### [THE INPUT]

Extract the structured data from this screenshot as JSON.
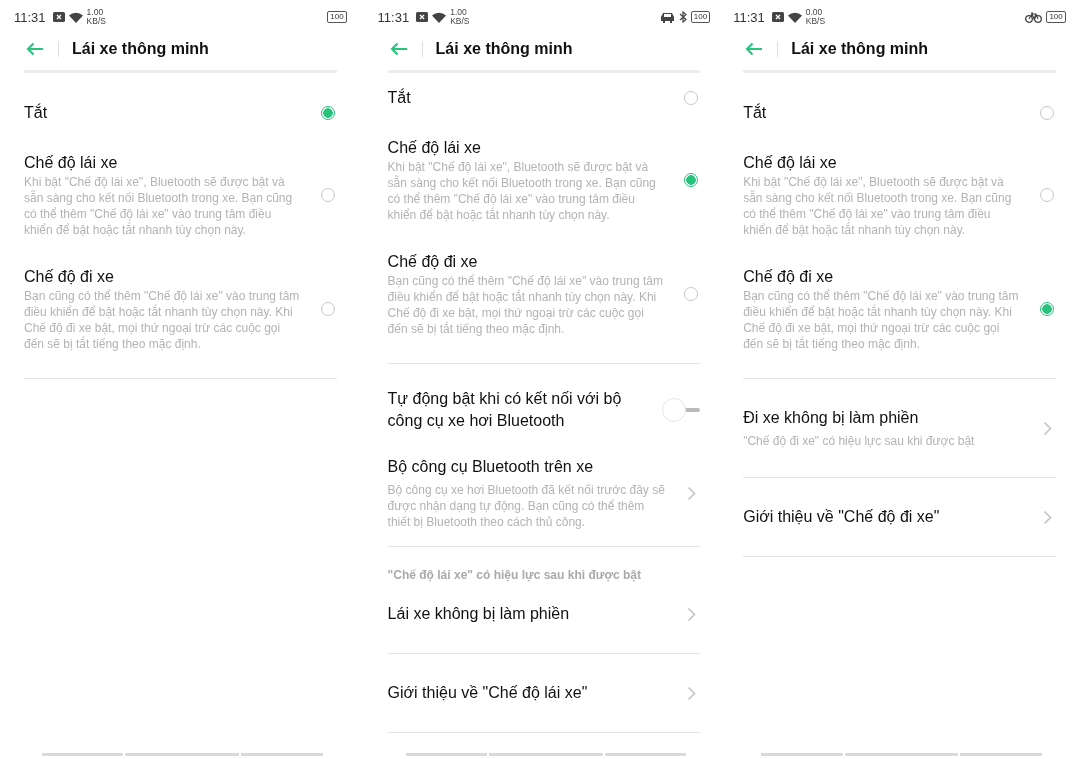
{
  "screens": [
    {
      "status_bar": {
        "time": "11:31",
        "speed": "1.00",
        "speed_unit": "KB/S",
        "battery": "100"
      },
      "title": "Lái xe thông minh",
      "sections": [
        {
          "items": [
            {
              "kind": "radio",
              "title": "Tắt",
              "selected": true
            },
            {
              "kind": "radio",
              "title": "Chế độ lái xe",
              "desc": "Khi bật \"Chế độ lái xe\", Bluetooth sẽ được bật và sẵn sàng cho kết nối Bluetooth trong xe. Bạn cũng có thể thêm \"Chế độ lái xe\" vào trung tâm điều khiển để bật hoặc tắt nhanh tùy chọn này.",
              "selected": false
            },
            {
              "kind": "radio",
              "title": "Chế độ đi xe",
              "desc": "Bạn cũng có thể thêm \"Chế độ lái xe\" vào trung tâm điều khiển để bật hoặc tắt nhanh tùy chọn này. Khi Chế độ đi xe bật, mọi thứ ngoại trừ các cuộc gọi đến sẽ bị tắt tiếng theo mặc định.",
              "selected": false
            }
          ]
        }
      ]
    },
    {
      "status_bar": {
        "time": "11:31",
        "speed": "1.00",
        "speed_unit": "KB/S",
        "battery": "100",
        "indicators": [
          {
            "kind": "car"
          },
          {
            "kind": "bluetooth"
          }
        ]
      },
      "title": "Lái xe thông minh",
      "sections": [
        {
          "items": [
            {
              "kind": "radio",
              "title": "Tắt",
              "selected": false
            },
            {
              "kind": "radio",
              "title": "Chế độ lái xe",
              "desc": "Khi bật \"Chế độ lái xe\", Bluetooth sẽ được bật và sẵn sàng cho kết nối Bluetooth trong xe. Bạn cũng có thể thêm \"Chế độ lái xe\" vào trung tâm điều khiển để bật hoặc tắt nhanh tùy chọn này.",
              "selected": true
            },
            {
              "kind": "radio",
              "title": "Chế độ đi xe",
              "desc": "Bạn cũng có thể thêm \"Chế độ lái xe\" vào trung tâm điều khiển để bật hoặc tắt nhanh tùy chọn này. Khi Chế độ đi xe bật, mọi thứ ngoại trừ các cuộc gọi đến sẽ bị tắt tiếng theo mặc định.",
              "selected": false
            }
          ]
        },
        {
          "items": [
            {
              "kind": "toggle",
              "title": "Tự động bật khi có kết nối với bộ công cụ xe hơi Bluetooth",
              "on": false
            },
            {
              "kind": "link",
              "title": "Bộ công cụ Bluetooth trên xe",
              "desc": "Bộ công cụ xe hơi Bluetooth đã kết nối trước đây sẽ được nhận dạng tự động. Bạn cũng có thể thêm thiết bị Bluetooth theo cách thủ công."
            }
          ]
        },
        {
          "header": "\"Chế độ lái xe\" có hiệu lực sau khi được bật",
          "items": [
            {
              "kind": "link",
              "title": "Lái xe không bị làm phiền"
            }
          ]
        },
        {
          "items": [
            {
              "kind": "link",
              "title": "Giới thiệu về \"Chế độ lái xe\""
            }
          ]
        }
      ]
    },
    {
      "status_bar": {
        "time": "11:31",
        "speed": "0.00",
        "speed_unit": "KB/S",
        "battery": "100",
        "indicators": [
          {
            "kind": "bicycle"
          }
        ]
      },
      "title": "Lái xe thông minh",
      "sections": [
        {
          "items": [
            {
              "kind": "radio",
              "title": "Tắt",
              "selected": false
            },
            {
              "kind": "radio",
              "title": "Chế độ lái xe",
              "desc": "Khi bật \"Chế độ lái xe\", Bluetooth sẽ được bật và sẵn sàng cho kết nối Bluetooth trong xe. Bạn cũng có thể thêm \"Chế độ lái xe\" vào trung tâm điều khiển để bật hoặc tắt nhanh tùy chọn này.",
              "selected": false
            },
            {
              "kind": "radio",
              "title": "Chế độ đi xe",
              "desc": "Bạn cũng có thể thêm \"Chế độ lái xe\" vào trung tâm điều khiển để bật hoặc tắt nhanh tùy chọn này. Khi Chế độ đi xe bật, mọi thứ ngoại trừ các cuộc gọi đến sẽ bị tắt tiếng theo mặc định.",
              "selected": true
            }
          ]
        },
        {
          "items": [
            {
              "kind": "link",
              "title": "Đi xe không bị làm phiền",
              "desc": "\"Chế độ đi xe\" có hiệu lực sau khi được bật"
            }
          ]
        },
        {
          "items": [
            {
              "kind": "link",
              "title": "Giới thiệu về \"Chế độ đi xe\""
            }
          ]
        }
      ]
    }
  ]
}
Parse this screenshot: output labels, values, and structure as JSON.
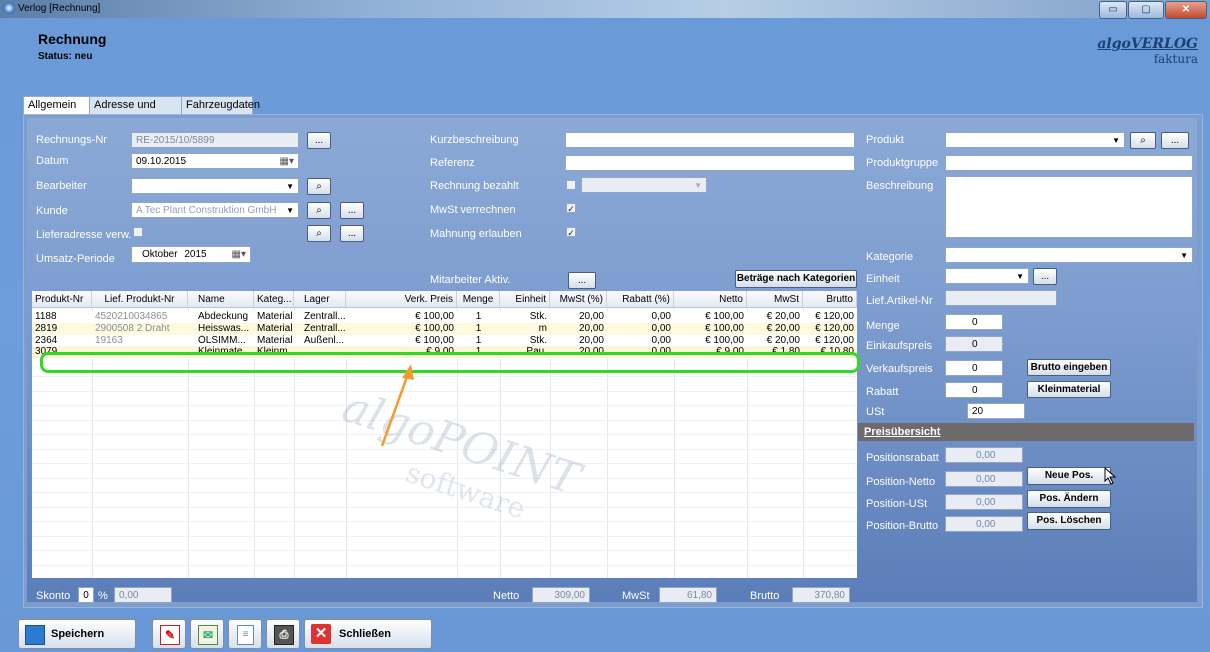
{
  "window": {
    "title": "Verlog [Rechnung]",
    "min": "▭",
    "max": "▢",
    "close": "✕"
  },
  "header": {
    "title": "Rechnung",
    "status": "Status: neu"
  },
  "brand": {
    "line1": "algoVERLOG",
    "line2": "faktura"
  },
  "tabs": [
    "Allgemein",
    "Adresse und Texte",
    "Fahrzeugdaten"
  ],
  "form": {
    "rechnungsnr_label": "Rechnungs-Nr",
    "rechnungsnr": "RE-2015/10/5899",
    "datum_label": "Datum",
    "datum": "09.10.2015",
    "bearbeiter_label": "Bearbeiter",
    "kunde_label": "Kunde",
    "kunde": "A Tec Plant Construktion GmbH",
    "liefer_label": "Lieferadresse verw.",
    "umsatz_label": "Umsatz-Periode",
    "umsatz_monat": "Oktober",
    "umsatz_jahr": "2015",
    "kurz_label": "Kurzbeschreibung",
    "referenz_label": "Referenz",
    "bezahlt_label": "Rechnung bezahlt",
    "mwst_label": "MwSt verrechnen",
    "mahnung_label": "Mahnung erlauben",
    "mitarbeiter_label": "Mitarbeiter Aktiv.",
    "betraege_btn": "Beträge nach Kategorien",
    "ellipsis": "...",
    "search": "⌕",
    "check": "✓"
  },
  "grid": {
    "columns": [
      "Produkt-Nr",
      "Lief. Produkt-Nr",
      "Name",
      "Kateg...",
      "Lager",
      "Verk. Preis",
      "Menge",
      "Einheit",
      "MwSt (%)",
      "Rabatt (%)",
      "Netto",
      "MwSt",
      "Brutto"
    ],
    "rows": [
      [
        "1188",
        "4520210034865",
        "Abdeckung",
        "Material",
        "Zentrall...",
        "€ 100,00",
        "1",
        "Stk.",
        "20,00",
        "0,00",
        "€ 100,00",
        "€ 20,00",
        "€ 120,00"
      ],
      [
        "2819",
        "2900508 2 Draht",
        "Heisswas...",
        "Material",
        "Zentrall...",
        "€ 100,00",
        "1",
        "m",
        "20,00",
        "0,00",
        "€ 100,00",
        "€ 20,00",
        "€ 120,00"
      ],
      [
        "2364",
        "19163",
        "ÖLSIMM...",
        "Material",
        "Außenl...",
        "€ 100,00",
        "1",
        "Stk.",
        "20,00",
        "0,00",
        "€ 100,00",
        "€ 20,00",
        "€ 120,00"
      ],
      [
        "3079",
        "",
        "Kleinmate...",
        "Kleinm...",
        "",
        "€ 9,00",
        "1",
        "Pau.",
        "20,00",
        "0,00",
        "€ 9,00",
        "€ 1,80",
        "€ 10,80"
      ]
    ]
  },
  "watermark": {
    "line1": "algoPOINT",
    "line2": "software"
  },
  "totals": {
    "skonto_label": "Skonto",
    "skonto": "0",
    "pct": "%",
    "skonto_betrag": "0,00",
    "netto_label": "Netto",
    "netto": "309,00",
    "mwst_label": "MwSt",
    "mwst": "61,80",
    "brutto_label": "Brutto",
    "brutto": "370,80"
  },
  "right": {
    "produkt_label": "Produkt",
    "gruppe_label": "Produktgruppe",
    "beschreibung_label": "Beschreibung",
    "kategorie_label": "Kategorie",
    "einheit_label": "Einheit",
    "liefartikel_label": "Lief.Artikel-Nr",
    "menge_label": "Menge",
    "menge": "0",
    "einkauf_label": "Einkaufspreis",
    "einkauf": "0",
    "verkauf_label": "Verkaufspreis",
    "verkauf": "0",
    "rabatt_label": "Rabatt",
    "rabatt": "0",
    "ust_label": "USt",
    "ust": "20",
    "brutto_btn": "Brutto eingeben",
    "klein_btn": "Kleinmaterial",
    "preis_hdr": "Preisübersicht",
    "posrabatt_label": "Positionsrabatt",
    "posrabatt": "0,00",
    "posnetto_label": "Position-Netto",
    "posnetto": "0,00",
    "posust_label": "Position-USt",
    "posust": "0,00",
    "posbrutto_label": "Position-Brutto",
    "posbrutto": "0,00",
    "neue_btn": "Neue Pos.",
    "aendern_btn": "Pos. Ändern",
    "loeschen_btn": "Pos. Löschen"
  },
  "toolbar": {
    "save": "Speichern",
    "close": "Schließen"
  }
}
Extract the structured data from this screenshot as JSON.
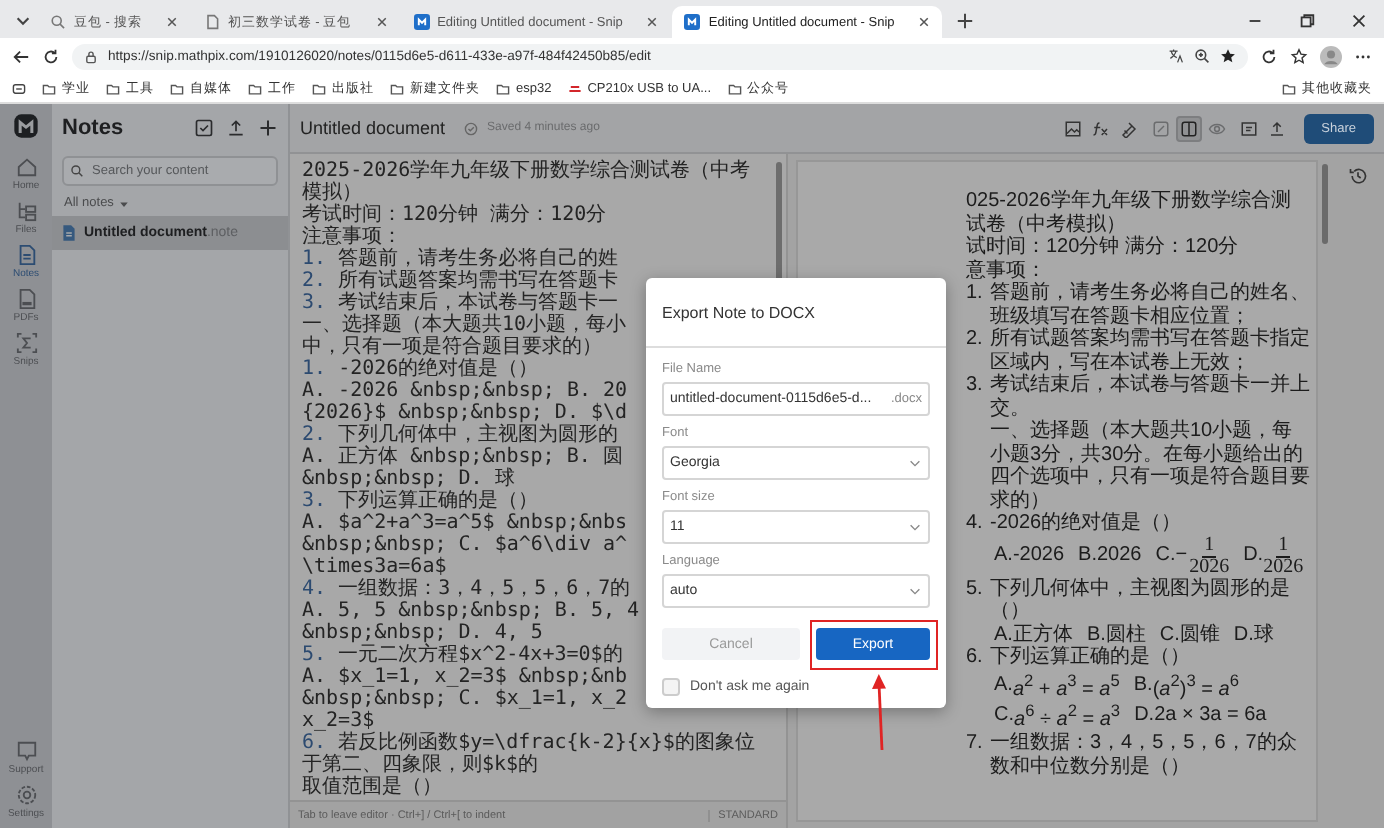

### [AIM]
From the entries above, copy every line where the word "thiệu" shows up.

### [RESULT OF THE EXERCISE]
              "title": "Giới thiệu về \"Chế độ lái xe\""
              "title": "Giới thiệu về \"Chế độ đi xe\""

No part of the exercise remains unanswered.